■ GIVEN REQUEST
Say how many lines hold the string "this", and nothing more.

>> START DATA TO PROCESS

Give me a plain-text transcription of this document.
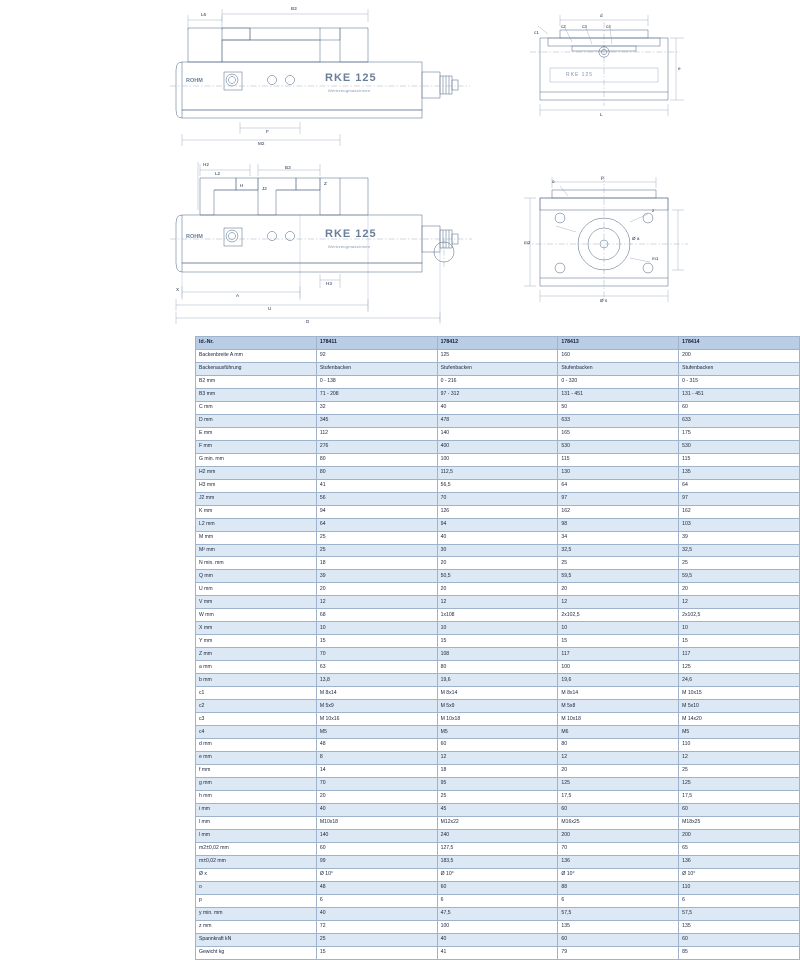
L6
B3
F
M2
H2
L2
B3
H
J2
Z
H3
A
X
U
D
c1
c2	c3	c4
d
e
L
o
p
z
m1
m2
Ø a
Ø s
RKE 125
Werkzeugmaschinen
RKE 125
Werkzeugmaschinen
RKE 125
ROHM
ROHM
Id.-Nr.	178411	178412	178413	178414
Backenbreite A mm	92	125	160	200
Backenausführung	Stufenbacken	Stufenbacken	Stufenbacken	Stufenbacken
B2 mm	0 - 138	0 - 216	0 - 320	0 - 315
B3 mm	71 - 208	97 - 312	131 - 451	131 - 451
C mm	32	40	50	60
D mm	345	478	633	633
E mm	112	140	165	175
F mm	276	400	530	530
G min. mm	80	100	115	115
H2 mm	80	112,5	130	135
H3 mm	41	56,5	64	64
J2 mm	56	70	97	97
K mm	94	126	162	162
L2 mm	64	94	98	103
M mm	25	40	34	39
M² mm	25	30	32,5	32,5
N min. mm	18	20	25	25
Q mm	39	50,5	59,5	59,5
U mm	20	20	20	20
V mm	12	12	12	12
W mm	68	1x108	2x102,5	2x102,5
X mm	10	10	10	10
Y mm	15	15	15	15
Z mm	70	108	117	117
a mm	63	80	100	125
b mm	13,8	19,6	19,6	24,6
c1	M 8x14	M 8x14	M 8x14	M 10x15
c2	M 5x9	M 5x9	M 5x8	M 5x10
c3	M 10x16	M 10x18	M 10x18	M 14x20
c4	M5	M5	M6	M5
d mm	48	60	80	110
e mm	8	12	12	12
f mm	14	18	20	25
g mm	70	95	125	125
h mm	20	25	17,5	17,5
i mm	40	45	60	60
l mm	M10x18	M12x22	M16x25	M18x25
l mm	140	240	200	200
m2±0,02 mm	60	127,5	70	65
m±0,02 mm	99	183,5	136	136
Ø x	Ø 10°	Ø 10°	Ø 10°	Ø 10°
o	48	60	88	110
p	6	6	6	6
y min. mm	40	47,5	57,5	57,5
z mm	72	100	135	135
Spannkraft kN	25	40	60	60
Gewicht kg	15	41	79	85
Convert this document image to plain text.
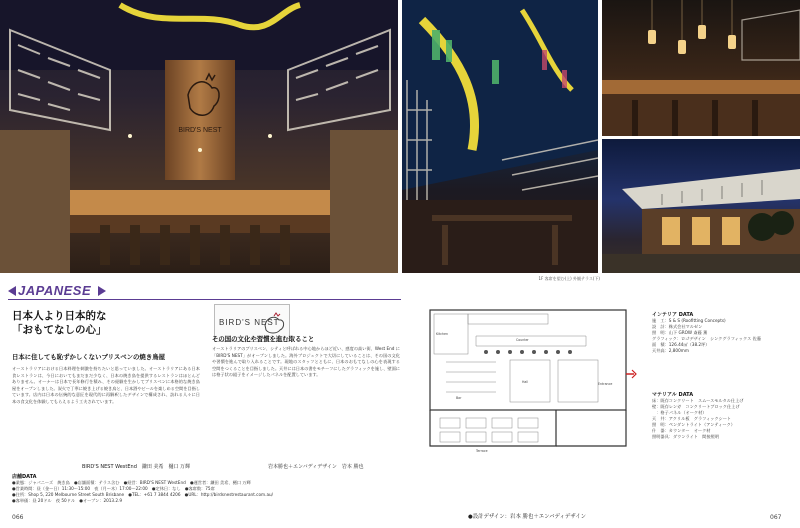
BIRD'S NEST
1F 客席を望む(上) 外観テラス(下)
JAPANESE
日本人より日本的な
「おもてなしの心」
BIRD'S NEST
日本に住しても恥ずかしくないブリスベンの焼き鳥屋
オーストラリアにおける日本料理を刺激を持ちたいと思っていました。オーストラリアにある日本食レストランは、今日においてもまだまだ少なく、日本の焼き鳥を提供するレストランはほとんどありません。オーナーは日本で長年修行を積み、その経験を生かしてブリスベンに本格的な焼き鳥屋をオープンしました。炭火で丁寧に焼き上げる焼き鳥と、日本酒やビールを楽しめる空間を目指しています。店内は日本の伝統的な意匠を現代的に再解釈したデザインで構成され、訪れる人々に日本の食文化を体験してもらえるよう工夫されています。
その国の文化や習慣を進む取ること
オーストラリアのブリスベン、シティと呼ばれる中心地からほど近い、感度の高い街、West End に「BIRD'S NEST」がオープンしました。海外プロジェクトで大切にしていることは、その国の文化や習慣を進んで取り入れることです。現地のスタッフとともに、日本のおもてなしの心を表現する空間をつくることを目指しました。天井には日本の書をモチーフにしたグラフィックを施し、壁面には格子状の組子をイメージしたパネルを配置しています。
BIRD'S NEST WestEnd　鎌田 美希　樋口 万輝	岩本勝也＋エンバディデザイン　岩本 勝也
店舗DATA
●業態：ジャパニーズ　焼き鳥　●店舗面積：テラス含む　●経営：BIRD'S NEST WestEnd　●運営者：鎌田 美希、樋口 万輝
●営業時間：昼（金〜日）11:30〜15:00　夜（月〜木）17:00〜22:00　●定休日：なし　●客席数：75席
●住所：Shop 5, 220 Melbourne Street South Brisbane　●TEL：+61 7 3844 4206　●URL：http://birdsnestrestaurant.com.au/
●客単価：昼 20ドル　夜 50ドル　●オープン：2013.2.9
066
Kitchen
Counter
Terrace
Hall
Bar
Entrance
●設計デザイン：岩本 勝也＋エンバディデザイン
インテリア DATA
施　工：S & S (Roofitting Concepts)
設　計：株式会社マルゼン
照　明：山下 GROW 斎藤 薫
グラフィック：ロゴデザイン　シンクグラフィックス 佐藤
面　積：126.44㎡（38.2坪）
天井高：2,800mm
マテリアル DATA
床：既存コンクリート　スムースモルタル仕上げ
壁：既存レンガ　コンクリートブロック仕上げ
　：格子パネル（オーク材）
天　井：アクリル板　グラフィックシート
照　明：ペンダントライト（アンティーク）
什　器：カウンター　オーク材
照明器具：ダウンライト　間接照明
067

>> END DATA TO PROCESS

■ THE RESPONSE
2